### [Exercise task]
Copy out each line exactly; pictures stay out of the copy.

### [Supplied data]
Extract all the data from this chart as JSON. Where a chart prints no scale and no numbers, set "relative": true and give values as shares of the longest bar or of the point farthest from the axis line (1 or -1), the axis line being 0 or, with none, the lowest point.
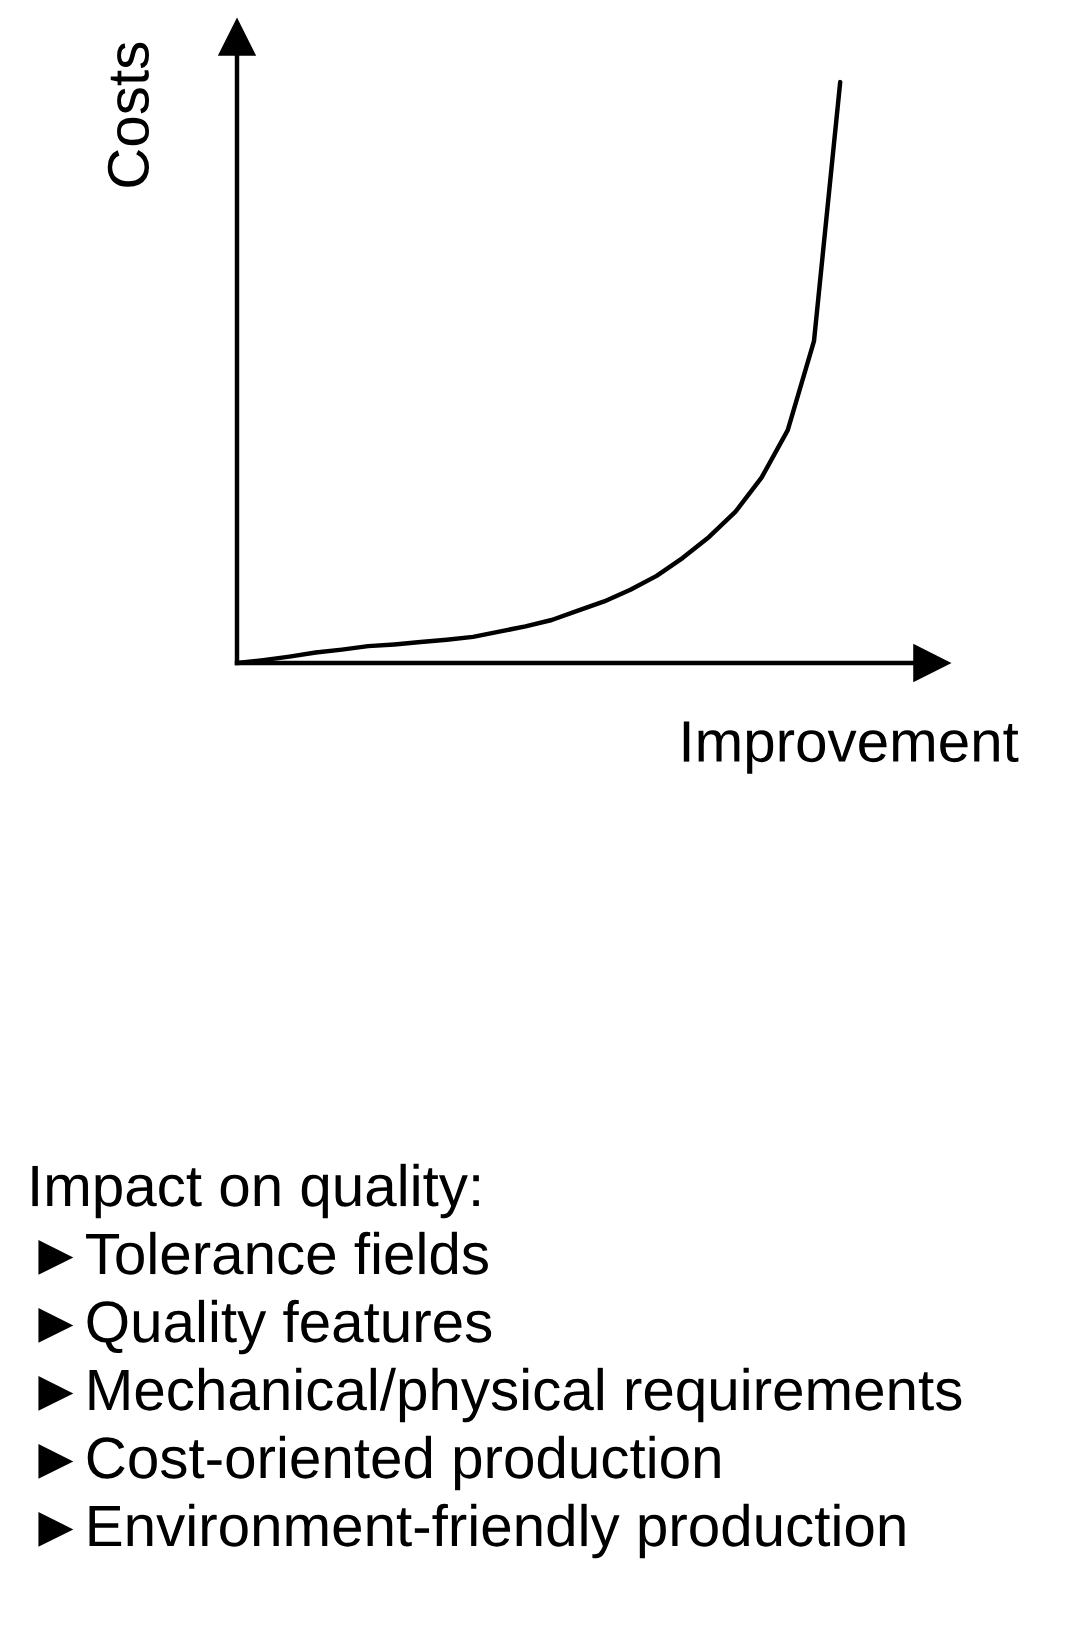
{
  "chart_data": {
    "type": "line",
    "relative": true,
    "xlabel": "Improvement",
    "ylabel": "Costs",
    "categories": [
      null,
      null,
      null,
      null,
      null,
      null,
      null,
      null,
      null,
      null,
      null,
      null,
      null,
      null,
      null,
      null,
      null,
      null,
      null,
      null,
      null,
      null,
      null,
      null,
      null,
      null,
      null
    ],
    "series": [
      {
        "color": "#000000",
        "values": [
          0,
          0.005,
          0.011,
          0.018,
          0.023,
          0.029,
          0.032,
          0.036,
          0.04,
          0.045,
          0.054,
          0.063,
          0.074,
          0.09,
          0.106,
          0.126,
          0.15,
          0.181,
          0.217,
          0.26,
          0.319,
          0.401,
          0.554,
          1,
          null,
          null,
          null
        ]
      }
    ],
    "annotations": [
      "Impact on quality:",
      "►Tolerance fields",
      "►Quality features",
      "►Mechanical/physical requirements",
      "►Cost-oriented production",
      "►Environment-friendly production"
    ],
    "grid": false,
    "legend": false,
    "marker": "none",
    "line_style": "solid"
  }
}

### [Solution for this exercise]
Extract all the data from this chart as JSON. Where a chart prints no scale and no numbers, set "relative": true and give values as shares of the longest bar or of the point farthest from the axis line (1 or -1), the axis line being 0 or, with none, the lowest point.
{
  "chart_data": {
    "type": "line",
    "relative": true,
    "xlabel": "Improvement",
    "ylabel": "Costs",
    "categories": [
      null,
      null,
      null,
      null,
      null,
      null,
      null,
      null,
      null,
      null,
      null,
      null,
      null,
      null,
      null,
      null,
      null,
      null,
      null,
      null,
      null,
      null,
      null,
      null,
      null,
      null,
      null
    ],
    "series": [
      {
        "color": "#000000",
        "values": [
          0,
          0.005,
          0.011,
          0.018,
          0.023,
          0.029,
          0.032,
          0.036,
          0.04,
          0.045,
          0.054,
          0.063,
          0.074,
          0.09,
          0.106,
          0.126,
          0.15,
          0.181,
          0.217,
          0.26,
          0.319,
          0.401,
          0.554,
          1,
          null,
          null,
          null
        ]
      }
    ],
    "annotations": [
      "Impact on quality:",
      "►Tolerance fields",
      "►Quality features",
      "►Mechanical/physical requirements",
      "►Cost-oriented production",
      "►Environment-friendly production"
    ],
    "grid": false,
    "legend": false,
    "marker": "none",
    "line_style": "solid"
  }
}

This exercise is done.